The task |
Which lines of the records below contain the string "xlabel"? Report each of them.

Records from a data collection

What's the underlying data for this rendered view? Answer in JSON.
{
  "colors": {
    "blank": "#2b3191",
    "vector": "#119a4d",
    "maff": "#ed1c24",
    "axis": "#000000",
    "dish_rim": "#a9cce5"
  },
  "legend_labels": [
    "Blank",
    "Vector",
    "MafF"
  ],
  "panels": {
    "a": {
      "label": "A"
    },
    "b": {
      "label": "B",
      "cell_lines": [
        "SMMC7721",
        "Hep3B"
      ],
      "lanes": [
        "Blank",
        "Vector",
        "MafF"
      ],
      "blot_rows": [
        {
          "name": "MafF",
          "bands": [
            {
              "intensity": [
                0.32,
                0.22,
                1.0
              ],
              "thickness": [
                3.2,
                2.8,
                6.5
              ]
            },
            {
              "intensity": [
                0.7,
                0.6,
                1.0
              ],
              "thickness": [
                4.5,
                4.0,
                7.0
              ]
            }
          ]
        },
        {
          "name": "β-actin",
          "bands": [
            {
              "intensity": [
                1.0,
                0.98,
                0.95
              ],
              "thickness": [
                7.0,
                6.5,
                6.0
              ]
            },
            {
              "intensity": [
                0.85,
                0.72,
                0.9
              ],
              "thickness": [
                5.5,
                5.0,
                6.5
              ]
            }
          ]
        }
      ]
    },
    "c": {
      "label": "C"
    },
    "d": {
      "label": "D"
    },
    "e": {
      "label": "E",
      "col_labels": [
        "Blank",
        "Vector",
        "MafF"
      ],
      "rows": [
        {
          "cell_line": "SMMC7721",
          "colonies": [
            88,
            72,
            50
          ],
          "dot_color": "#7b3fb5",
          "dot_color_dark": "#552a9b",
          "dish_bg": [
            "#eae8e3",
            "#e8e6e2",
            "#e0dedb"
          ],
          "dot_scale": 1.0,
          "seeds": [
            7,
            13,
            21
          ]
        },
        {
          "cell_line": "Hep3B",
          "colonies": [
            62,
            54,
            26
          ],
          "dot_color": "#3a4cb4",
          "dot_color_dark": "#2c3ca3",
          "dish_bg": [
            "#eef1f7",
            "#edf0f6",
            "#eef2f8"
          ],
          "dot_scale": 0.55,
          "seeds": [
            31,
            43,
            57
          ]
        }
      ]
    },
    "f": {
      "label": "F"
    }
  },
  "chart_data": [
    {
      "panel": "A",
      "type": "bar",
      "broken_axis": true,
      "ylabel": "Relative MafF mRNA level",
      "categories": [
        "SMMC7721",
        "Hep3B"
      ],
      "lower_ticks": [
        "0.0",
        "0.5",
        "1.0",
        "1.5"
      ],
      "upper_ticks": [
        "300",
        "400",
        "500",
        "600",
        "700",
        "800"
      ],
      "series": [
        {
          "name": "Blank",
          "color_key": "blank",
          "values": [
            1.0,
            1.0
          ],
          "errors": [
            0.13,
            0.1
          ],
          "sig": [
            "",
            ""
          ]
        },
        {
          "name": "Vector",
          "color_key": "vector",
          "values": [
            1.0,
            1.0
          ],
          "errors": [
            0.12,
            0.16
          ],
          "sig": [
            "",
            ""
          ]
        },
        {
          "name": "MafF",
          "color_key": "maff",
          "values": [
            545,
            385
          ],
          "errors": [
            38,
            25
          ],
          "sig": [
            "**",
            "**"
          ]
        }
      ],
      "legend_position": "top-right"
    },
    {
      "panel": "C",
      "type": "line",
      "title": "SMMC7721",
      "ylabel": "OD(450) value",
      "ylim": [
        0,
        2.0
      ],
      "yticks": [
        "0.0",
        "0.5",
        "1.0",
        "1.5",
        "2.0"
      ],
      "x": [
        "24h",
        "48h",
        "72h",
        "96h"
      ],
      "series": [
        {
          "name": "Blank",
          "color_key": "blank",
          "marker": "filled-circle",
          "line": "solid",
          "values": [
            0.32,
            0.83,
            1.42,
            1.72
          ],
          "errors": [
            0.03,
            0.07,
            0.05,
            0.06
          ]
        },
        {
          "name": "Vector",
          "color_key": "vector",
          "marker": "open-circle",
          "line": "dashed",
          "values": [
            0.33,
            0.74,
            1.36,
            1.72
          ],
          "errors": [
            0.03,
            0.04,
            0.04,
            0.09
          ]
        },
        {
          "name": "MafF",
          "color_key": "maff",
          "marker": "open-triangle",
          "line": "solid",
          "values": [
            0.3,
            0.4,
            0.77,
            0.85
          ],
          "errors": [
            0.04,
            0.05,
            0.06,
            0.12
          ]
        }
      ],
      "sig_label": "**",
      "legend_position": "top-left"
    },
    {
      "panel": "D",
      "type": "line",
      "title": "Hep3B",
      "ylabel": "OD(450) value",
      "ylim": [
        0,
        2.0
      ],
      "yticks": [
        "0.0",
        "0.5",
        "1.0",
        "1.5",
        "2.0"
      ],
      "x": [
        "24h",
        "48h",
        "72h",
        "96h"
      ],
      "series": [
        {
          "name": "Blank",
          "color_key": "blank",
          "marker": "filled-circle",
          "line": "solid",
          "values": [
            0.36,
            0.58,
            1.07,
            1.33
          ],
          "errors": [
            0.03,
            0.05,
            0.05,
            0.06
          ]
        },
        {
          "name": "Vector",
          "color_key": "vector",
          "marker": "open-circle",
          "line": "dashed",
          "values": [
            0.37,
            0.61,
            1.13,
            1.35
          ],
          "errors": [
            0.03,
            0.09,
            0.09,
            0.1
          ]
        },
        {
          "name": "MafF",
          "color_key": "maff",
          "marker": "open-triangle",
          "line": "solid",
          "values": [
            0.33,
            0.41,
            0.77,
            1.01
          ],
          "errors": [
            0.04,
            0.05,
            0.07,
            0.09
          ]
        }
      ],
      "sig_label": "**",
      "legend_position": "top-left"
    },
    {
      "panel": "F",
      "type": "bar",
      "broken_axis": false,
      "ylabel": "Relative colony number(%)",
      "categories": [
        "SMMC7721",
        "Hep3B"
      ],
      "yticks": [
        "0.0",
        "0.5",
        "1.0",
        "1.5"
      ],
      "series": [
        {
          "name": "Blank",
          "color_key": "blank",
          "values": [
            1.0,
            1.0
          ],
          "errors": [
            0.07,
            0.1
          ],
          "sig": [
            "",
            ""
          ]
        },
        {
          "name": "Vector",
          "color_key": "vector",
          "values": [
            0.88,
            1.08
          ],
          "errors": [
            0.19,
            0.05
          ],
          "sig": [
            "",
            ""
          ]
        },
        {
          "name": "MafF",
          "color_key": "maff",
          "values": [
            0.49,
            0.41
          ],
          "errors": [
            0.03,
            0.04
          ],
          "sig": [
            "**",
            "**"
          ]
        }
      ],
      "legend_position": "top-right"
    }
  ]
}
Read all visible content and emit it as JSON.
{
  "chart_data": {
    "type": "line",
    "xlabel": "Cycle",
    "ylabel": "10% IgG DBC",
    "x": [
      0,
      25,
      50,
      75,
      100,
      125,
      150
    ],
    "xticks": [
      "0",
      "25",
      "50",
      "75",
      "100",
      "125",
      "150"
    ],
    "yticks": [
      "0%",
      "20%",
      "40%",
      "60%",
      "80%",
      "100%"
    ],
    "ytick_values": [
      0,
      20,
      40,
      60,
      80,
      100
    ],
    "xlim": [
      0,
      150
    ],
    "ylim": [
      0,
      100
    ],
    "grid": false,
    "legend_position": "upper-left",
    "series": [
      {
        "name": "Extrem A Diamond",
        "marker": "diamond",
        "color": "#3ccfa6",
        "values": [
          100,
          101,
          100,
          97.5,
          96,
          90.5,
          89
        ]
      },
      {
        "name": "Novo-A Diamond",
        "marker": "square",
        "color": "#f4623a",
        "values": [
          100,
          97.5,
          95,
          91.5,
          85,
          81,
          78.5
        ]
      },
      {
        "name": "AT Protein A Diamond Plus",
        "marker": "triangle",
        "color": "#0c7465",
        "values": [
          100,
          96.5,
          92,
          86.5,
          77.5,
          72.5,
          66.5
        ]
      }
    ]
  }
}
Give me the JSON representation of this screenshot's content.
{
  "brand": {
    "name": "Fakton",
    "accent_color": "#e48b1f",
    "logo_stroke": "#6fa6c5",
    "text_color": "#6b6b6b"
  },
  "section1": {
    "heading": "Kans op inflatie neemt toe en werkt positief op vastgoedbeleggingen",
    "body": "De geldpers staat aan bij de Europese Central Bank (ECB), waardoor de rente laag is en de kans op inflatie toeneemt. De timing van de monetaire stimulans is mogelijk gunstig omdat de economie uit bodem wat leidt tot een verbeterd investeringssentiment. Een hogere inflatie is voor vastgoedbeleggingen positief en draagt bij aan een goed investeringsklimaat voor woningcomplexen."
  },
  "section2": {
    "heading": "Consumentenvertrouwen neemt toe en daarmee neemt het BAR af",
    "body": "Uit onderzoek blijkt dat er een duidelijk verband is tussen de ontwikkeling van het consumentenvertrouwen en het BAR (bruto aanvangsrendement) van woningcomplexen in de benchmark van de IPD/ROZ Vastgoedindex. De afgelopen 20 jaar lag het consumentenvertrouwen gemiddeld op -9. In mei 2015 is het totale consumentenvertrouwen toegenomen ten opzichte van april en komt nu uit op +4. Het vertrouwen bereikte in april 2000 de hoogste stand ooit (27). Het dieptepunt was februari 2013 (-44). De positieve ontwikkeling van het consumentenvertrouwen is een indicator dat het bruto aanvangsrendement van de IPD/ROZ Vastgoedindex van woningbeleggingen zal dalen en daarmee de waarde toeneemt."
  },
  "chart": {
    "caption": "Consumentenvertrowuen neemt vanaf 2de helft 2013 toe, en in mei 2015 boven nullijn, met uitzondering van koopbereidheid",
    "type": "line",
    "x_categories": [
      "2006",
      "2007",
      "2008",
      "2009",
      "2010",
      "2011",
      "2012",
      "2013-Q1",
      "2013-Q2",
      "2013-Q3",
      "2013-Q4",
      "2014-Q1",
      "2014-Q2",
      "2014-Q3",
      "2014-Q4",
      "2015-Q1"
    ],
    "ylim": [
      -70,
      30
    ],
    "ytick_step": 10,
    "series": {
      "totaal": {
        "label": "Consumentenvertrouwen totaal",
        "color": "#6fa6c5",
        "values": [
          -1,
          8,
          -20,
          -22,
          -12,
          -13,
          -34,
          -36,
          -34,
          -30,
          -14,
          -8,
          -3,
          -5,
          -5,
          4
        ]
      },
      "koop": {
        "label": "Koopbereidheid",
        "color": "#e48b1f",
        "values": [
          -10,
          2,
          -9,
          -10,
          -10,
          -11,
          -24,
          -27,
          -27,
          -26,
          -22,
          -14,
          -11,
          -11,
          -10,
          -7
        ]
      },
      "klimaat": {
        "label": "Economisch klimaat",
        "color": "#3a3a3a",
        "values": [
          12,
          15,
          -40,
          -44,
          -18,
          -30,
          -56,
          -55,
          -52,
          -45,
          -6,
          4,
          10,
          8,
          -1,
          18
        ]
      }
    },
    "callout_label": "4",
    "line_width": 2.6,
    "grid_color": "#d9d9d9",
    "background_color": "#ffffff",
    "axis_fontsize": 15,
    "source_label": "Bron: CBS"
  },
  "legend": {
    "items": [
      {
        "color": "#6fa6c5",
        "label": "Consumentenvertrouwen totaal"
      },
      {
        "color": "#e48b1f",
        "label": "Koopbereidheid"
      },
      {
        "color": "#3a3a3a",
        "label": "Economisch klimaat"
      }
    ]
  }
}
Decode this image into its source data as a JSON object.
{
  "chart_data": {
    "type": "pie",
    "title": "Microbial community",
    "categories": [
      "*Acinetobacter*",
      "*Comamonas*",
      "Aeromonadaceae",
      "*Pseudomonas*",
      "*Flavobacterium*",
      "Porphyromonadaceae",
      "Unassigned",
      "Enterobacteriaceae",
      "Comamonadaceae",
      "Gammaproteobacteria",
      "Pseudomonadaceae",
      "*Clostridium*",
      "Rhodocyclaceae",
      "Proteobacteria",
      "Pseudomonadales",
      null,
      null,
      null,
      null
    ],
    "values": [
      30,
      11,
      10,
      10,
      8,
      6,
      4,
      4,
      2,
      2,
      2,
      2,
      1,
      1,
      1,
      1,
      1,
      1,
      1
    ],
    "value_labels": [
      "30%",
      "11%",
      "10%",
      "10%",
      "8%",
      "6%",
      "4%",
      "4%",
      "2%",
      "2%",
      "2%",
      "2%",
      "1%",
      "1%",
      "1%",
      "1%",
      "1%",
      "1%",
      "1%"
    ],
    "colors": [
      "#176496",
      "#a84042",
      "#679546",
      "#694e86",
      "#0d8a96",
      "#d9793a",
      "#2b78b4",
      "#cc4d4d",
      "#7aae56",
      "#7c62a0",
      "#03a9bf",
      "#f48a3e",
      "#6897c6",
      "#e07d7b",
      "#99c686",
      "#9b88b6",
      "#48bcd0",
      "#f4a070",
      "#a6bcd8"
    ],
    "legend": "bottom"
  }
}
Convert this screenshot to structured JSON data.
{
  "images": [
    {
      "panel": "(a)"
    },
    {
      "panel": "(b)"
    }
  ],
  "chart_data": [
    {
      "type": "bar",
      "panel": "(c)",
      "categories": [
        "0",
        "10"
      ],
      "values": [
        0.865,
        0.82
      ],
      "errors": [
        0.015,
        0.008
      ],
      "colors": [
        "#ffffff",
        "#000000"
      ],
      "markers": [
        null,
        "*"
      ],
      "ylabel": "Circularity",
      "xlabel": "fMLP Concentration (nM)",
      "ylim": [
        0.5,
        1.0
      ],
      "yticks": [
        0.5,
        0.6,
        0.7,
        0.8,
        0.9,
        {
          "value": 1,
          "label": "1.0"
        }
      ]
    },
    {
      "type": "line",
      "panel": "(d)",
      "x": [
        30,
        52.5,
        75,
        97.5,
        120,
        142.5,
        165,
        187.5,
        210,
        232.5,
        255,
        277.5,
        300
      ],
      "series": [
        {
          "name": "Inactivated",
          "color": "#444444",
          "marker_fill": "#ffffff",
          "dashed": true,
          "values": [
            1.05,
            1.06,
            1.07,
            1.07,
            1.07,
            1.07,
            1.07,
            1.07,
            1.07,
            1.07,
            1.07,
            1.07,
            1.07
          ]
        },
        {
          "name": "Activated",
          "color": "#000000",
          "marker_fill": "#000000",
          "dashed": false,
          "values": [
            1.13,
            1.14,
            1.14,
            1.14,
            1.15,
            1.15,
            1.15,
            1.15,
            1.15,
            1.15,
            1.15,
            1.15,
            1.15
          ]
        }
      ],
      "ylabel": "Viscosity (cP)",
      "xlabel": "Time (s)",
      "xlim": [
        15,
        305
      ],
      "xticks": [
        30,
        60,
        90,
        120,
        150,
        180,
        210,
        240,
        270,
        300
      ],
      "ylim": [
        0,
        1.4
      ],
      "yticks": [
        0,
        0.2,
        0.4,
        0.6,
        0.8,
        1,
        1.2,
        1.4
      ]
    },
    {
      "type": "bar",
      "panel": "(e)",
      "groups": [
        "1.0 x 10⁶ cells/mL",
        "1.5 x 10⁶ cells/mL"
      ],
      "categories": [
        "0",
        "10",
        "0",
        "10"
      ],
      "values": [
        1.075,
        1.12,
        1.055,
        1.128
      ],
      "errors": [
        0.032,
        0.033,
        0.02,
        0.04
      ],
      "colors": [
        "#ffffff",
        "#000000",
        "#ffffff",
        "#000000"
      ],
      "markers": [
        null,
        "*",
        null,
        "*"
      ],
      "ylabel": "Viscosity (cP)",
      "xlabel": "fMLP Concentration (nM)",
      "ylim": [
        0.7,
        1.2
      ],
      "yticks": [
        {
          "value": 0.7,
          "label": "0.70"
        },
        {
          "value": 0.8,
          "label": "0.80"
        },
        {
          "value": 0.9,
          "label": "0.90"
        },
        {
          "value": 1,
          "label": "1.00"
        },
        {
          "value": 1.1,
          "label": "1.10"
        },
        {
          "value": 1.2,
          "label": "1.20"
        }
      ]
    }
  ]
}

Answer to the exercise |
    "xlabel": "Cycle",
      "xlabel": "fMLP Concentration (nM)",
      "xlabel": "Time (s)",
      "xlabel": "fMLP Concentration (nM)",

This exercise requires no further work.